Yakuza: Like a Dragon

 


Perceberam como a SEGA deu uma ressuscitada?

A empresa responsável pelo Megadrive e a principal disputa da quarta geração de videogames (Megadrive x Super Nintendo) sofreu um baque tremendo após o fracasso de seu último console: o Dreamcast. A SEGA desistiu da criação de consoles e passou a focar apenas em jogos e, desde então, por muito tempo não ouviríamos falar de um lançamento realmente de peso da empresa... isso mudou de uns tempos para cá...

Sonic retornou aos palcos apegando-se tanto ao antigo estilo de jogo arcade (Sonic Mania), quanto em produções AAA do mascote (Sonic X Shadows Generations) e até nos entregando três sucessos consecutivos no cinema (e uma série bacana do Knuckles), mas é claro, a Sega não se resume apenas ao ouriço. Longe disso!

Lá em 2013 a empresa começava sua aquisição do quase finado estúdio da Atlus e com isso uma reviravolta estonteante e quase milagrosa (!) ocorreu: o estúdio não somente alcançou sucesso com o lançamento do clássico Shin Megami Tensei, mas também furou a bolha do mundo dos games ressuscitando o gênero de RPG japonês por turno (notou a quantidade de RPGs de turno que está sendo lançada ultimamente? É uma quantidade tão vasta que mal dá para acreditar que esse gênero quase desapareceu um dia). Sim, eu estou falando de Persona 5, aquele que quebrou a maldição do JRPG e foi indicado ao melhor jogo do ano em 2017 (mesmo para os jogadores mais leais do gênero foi uma grande e fortuita surpresa). Persona 5 (e posteriormente o Persona 3 Reload e o aclamadíssimo Metaphor Refantazio) merecem um culto à parte em próximas postagens, pois, por incrível que pareça, esta análise vai se debruçar em OUTRO grande sucesso atual da Sega.

INSTRUÇÕES DAS TAREFAS
1. Responda, com base no texto sobre a SEGA:
(a) Qual foi o último console da empresa?
(b) Em que ano a SEGA começou a adquirir o estúdio da Atlus?
(c) A que prêmio Persona 5 foi indicado em 2017?
2. Reproduza o trecho do texto sobre a SEGA que se inicia nas palavras "Yakuza: Like a" e se encerra em "tempos para cá...".

CONTEÚDO DOS DADOS
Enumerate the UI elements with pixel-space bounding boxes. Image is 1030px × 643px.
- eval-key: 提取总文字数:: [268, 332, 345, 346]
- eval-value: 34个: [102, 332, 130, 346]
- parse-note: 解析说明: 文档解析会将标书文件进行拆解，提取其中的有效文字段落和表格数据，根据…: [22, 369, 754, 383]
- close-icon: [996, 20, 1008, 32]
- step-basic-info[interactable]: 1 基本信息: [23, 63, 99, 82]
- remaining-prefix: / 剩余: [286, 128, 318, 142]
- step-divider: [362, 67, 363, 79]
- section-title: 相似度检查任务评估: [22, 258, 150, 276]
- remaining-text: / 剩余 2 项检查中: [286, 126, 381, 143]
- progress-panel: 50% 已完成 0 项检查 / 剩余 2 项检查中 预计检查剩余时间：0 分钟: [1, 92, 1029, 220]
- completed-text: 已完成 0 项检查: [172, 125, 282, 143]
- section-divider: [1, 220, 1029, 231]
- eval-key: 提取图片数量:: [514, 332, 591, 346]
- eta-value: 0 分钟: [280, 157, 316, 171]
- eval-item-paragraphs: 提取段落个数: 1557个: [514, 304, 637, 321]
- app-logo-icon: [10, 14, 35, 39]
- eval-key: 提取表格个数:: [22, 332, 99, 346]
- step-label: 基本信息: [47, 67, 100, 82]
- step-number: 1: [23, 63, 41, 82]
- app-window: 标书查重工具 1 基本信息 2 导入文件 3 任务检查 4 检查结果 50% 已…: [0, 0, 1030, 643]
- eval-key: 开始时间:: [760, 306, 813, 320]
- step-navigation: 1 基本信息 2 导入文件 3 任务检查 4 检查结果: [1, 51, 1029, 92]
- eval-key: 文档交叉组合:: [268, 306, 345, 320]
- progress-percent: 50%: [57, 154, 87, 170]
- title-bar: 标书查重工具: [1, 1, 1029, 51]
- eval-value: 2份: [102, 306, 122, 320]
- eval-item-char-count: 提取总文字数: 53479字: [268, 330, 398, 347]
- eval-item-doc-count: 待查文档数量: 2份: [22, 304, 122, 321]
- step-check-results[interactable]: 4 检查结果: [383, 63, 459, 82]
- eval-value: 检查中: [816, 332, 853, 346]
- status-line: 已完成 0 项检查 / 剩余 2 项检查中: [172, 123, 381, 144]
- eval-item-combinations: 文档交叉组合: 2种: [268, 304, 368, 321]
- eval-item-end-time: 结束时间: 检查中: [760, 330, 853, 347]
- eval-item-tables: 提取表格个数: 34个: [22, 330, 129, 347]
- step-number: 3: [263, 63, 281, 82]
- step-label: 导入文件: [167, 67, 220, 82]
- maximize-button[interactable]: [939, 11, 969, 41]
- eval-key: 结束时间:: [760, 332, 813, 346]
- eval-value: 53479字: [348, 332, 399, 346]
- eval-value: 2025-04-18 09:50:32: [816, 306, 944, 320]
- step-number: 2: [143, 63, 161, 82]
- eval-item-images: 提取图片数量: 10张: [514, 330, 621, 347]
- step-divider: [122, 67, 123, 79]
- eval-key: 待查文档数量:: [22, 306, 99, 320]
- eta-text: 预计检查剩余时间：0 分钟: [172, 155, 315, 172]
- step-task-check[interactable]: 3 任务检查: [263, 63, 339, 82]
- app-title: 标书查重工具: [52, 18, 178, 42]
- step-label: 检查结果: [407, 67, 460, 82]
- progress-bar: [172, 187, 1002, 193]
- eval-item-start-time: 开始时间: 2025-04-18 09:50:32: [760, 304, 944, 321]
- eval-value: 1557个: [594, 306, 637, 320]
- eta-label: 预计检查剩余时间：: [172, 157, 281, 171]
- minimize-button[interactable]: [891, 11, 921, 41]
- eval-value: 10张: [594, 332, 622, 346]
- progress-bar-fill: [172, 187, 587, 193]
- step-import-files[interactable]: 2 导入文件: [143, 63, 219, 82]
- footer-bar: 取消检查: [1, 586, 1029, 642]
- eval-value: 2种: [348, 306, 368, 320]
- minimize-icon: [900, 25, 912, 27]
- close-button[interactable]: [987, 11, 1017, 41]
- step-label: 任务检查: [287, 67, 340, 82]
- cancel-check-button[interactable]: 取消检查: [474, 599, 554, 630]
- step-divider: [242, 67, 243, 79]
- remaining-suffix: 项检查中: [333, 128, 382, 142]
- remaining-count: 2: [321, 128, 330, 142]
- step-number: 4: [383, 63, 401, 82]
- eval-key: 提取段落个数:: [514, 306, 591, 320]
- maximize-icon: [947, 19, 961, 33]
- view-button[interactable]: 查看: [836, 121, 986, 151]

RESPOSTAS DOS EXERCÍCIOS
1.
(a) O Dreamcast.
(b) Em 2013.
(c) Ao de melhor jogo do ano.

2.
Yakuza: Like a Dragon

 


Perceberam como a SEGA deu uma ressuscitada?

A empresa responsável pelo Megadrive e a principal disputa da quarta geração de videogames (Megadrive x Super Nintendo) sofreu um baque tremendo após o fracasso de seu último console: o Dreamcast. A SEGA desistiu da criação de consoles e passou a focar apenas em jogos e, desde então, por muito tempo não ouviríamos falar de um lançamento realmente de peso da empresa... isso mudou de uns tempos para cá...